| Exercise details |
What number of lines contain the word "ffffff"? Reply with the number and nothing else.

--- Start of Records ---

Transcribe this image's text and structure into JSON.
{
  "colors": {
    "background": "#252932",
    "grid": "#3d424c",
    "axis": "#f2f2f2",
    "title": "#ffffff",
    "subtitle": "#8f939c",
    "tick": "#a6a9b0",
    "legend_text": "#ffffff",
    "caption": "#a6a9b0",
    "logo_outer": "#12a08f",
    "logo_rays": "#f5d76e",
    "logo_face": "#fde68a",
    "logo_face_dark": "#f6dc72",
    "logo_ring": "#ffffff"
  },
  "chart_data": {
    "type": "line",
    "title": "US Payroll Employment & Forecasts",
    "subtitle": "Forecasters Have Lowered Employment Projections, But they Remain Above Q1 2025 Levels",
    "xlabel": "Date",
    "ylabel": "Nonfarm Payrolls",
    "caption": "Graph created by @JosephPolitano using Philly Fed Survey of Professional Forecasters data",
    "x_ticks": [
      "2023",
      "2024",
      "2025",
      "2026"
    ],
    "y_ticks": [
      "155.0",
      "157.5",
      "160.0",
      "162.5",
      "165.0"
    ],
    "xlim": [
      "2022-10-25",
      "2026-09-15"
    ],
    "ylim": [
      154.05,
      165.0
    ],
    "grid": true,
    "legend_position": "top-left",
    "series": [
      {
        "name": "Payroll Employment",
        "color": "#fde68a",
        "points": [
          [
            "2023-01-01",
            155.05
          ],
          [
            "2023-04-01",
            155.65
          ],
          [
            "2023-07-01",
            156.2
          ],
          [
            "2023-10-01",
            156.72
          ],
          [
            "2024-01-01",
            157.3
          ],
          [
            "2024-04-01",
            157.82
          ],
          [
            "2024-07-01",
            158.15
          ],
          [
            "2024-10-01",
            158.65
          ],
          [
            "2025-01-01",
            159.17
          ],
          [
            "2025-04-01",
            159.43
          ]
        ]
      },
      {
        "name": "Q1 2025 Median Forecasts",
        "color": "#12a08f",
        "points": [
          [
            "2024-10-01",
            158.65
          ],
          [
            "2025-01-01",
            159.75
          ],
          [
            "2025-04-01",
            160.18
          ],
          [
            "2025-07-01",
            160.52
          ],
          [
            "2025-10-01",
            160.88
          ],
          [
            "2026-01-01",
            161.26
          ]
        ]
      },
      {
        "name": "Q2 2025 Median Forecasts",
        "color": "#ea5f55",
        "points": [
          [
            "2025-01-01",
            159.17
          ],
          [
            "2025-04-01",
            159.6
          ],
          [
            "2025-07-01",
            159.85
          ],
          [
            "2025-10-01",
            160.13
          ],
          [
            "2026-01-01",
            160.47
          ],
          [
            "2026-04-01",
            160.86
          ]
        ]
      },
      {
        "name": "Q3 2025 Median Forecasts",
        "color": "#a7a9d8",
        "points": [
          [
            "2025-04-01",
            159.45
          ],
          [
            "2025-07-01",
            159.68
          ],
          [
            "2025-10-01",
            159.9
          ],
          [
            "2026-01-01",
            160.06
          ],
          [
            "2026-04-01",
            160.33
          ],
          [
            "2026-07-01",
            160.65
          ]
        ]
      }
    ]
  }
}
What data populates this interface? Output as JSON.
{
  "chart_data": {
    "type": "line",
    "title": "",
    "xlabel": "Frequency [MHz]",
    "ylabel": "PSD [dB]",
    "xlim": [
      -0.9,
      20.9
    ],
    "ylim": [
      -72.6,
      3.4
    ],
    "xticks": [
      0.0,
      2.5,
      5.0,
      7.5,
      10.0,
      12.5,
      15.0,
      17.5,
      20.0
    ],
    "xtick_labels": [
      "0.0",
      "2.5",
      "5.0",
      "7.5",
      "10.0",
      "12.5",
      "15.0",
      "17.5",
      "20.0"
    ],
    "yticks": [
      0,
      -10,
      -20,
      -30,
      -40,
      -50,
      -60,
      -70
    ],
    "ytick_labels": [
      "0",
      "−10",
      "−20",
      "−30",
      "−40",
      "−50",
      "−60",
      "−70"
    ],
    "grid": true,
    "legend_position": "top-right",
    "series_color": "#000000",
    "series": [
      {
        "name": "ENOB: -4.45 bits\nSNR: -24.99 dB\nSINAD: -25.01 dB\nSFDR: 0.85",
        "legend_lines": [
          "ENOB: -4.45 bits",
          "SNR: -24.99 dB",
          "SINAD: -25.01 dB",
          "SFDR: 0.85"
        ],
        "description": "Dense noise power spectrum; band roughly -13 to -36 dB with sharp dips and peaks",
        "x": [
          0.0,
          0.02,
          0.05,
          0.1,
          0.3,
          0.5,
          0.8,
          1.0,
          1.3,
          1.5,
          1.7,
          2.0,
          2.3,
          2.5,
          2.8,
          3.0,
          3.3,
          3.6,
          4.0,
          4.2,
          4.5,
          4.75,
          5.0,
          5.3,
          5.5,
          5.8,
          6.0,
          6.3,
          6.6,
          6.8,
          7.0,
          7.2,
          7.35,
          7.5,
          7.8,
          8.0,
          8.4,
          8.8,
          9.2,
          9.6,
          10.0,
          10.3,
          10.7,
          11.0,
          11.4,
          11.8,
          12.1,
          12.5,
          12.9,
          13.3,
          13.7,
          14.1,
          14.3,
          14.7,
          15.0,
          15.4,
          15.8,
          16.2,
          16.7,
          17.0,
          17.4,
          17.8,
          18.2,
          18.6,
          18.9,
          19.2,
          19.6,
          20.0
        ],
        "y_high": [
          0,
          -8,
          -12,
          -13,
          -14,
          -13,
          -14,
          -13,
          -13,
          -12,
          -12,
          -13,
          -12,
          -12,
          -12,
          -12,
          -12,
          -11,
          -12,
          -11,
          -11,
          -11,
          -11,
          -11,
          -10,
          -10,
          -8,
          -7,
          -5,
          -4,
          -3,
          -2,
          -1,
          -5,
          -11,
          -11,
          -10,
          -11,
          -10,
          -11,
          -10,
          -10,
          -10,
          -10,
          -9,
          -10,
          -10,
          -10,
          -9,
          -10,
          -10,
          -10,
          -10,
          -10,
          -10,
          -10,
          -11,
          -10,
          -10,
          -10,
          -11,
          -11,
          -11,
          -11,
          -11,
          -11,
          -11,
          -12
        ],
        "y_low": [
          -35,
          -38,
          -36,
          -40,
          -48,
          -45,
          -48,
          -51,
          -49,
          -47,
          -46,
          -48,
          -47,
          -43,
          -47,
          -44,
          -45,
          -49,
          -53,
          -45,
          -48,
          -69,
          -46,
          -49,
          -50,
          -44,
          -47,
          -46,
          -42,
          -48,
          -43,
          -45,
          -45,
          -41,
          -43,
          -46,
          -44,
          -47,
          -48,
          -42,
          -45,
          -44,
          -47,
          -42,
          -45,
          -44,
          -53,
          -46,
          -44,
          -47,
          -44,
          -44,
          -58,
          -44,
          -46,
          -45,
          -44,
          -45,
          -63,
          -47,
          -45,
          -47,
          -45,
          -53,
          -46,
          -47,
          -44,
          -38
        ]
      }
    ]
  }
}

--- End of Records ---

| The answer |
3